What this task involves:
Only a number is wanted: how many lines of the entries include the string "data"?

------------------------------------------------

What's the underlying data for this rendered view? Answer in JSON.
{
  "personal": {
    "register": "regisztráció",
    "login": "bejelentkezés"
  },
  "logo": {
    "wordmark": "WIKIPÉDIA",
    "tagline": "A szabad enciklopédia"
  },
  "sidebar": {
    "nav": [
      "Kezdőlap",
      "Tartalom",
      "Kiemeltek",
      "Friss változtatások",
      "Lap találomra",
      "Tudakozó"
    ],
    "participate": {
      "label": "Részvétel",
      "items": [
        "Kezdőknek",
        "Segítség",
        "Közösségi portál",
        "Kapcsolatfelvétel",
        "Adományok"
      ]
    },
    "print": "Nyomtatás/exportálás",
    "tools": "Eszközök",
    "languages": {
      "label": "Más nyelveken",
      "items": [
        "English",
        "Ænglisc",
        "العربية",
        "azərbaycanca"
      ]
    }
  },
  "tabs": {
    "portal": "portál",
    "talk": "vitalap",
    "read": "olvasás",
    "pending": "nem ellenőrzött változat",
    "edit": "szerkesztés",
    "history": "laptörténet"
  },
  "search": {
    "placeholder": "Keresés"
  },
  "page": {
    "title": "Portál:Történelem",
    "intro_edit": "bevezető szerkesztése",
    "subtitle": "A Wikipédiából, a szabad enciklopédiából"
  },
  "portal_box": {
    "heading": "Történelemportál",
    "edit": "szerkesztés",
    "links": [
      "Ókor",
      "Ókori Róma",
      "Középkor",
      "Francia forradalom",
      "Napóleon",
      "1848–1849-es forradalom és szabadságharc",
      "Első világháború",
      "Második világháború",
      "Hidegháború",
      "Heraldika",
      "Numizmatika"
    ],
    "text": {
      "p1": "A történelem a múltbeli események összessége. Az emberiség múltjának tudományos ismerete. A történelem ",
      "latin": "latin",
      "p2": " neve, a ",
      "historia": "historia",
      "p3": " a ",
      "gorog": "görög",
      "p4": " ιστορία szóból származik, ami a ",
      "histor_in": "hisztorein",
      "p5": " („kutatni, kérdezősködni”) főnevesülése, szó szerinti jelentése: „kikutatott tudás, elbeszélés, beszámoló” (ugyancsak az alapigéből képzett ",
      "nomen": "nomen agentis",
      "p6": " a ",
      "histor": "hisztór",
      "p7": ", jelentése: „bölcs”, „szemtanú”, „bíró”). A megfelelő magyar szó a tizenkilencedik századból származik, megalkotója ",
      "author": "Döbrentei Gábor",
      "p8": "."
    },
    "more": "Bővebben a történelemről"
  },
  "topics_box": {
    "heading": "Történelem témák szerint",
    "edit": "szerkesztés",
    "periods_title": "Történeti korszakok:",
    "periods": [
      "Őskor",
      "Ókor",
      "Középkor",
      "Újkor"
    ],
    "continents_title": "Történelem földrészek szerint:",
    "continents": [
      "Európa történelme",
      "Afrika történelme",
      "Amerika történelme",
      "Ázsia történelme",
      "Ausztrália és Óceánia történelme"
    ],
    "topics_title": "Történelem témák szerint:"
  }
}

------------------------------------------------

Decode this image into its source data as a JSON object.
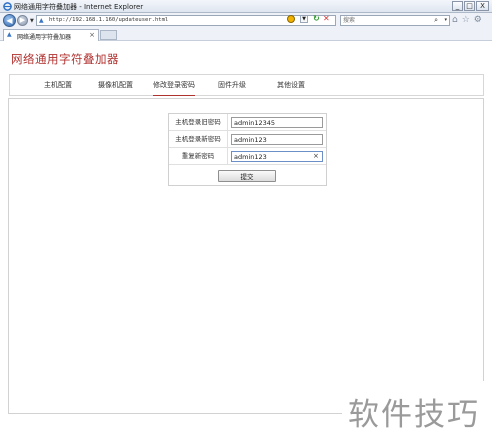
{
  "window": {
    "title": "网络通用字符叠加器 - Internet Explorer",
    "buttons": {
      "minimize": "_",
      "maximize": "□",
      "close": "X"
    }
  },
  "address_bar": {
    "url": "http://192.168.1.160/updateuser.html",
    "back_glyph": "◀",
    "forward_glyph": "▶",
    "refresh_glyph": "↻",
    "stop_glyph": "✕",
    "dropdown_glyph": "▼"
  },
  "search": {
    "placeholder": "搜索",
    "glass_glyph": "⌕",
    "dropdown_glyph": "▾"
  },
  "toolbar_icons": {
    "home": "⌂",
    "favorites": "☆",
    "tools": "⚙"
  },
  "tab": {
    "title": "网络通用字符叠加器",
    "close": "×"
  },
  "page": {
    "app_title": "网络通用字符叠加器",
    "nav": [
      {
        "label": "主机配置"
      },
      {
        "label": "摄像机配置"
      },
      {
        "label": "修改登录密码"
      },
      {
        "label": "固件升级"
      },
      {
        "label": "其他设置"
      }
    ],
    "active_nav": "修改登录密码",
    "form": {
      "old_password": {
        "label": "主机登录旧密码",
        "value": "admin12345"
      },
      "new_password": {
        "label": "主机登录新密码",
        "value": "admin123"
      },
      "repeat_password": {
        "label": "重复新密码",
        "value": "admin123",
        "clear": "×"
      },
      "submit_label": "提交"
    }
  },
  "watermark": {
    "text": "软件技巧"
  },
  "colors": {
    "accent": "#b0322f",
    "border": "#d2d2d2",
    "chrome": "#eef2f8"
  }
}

------------------------------------------------

Written answer:
2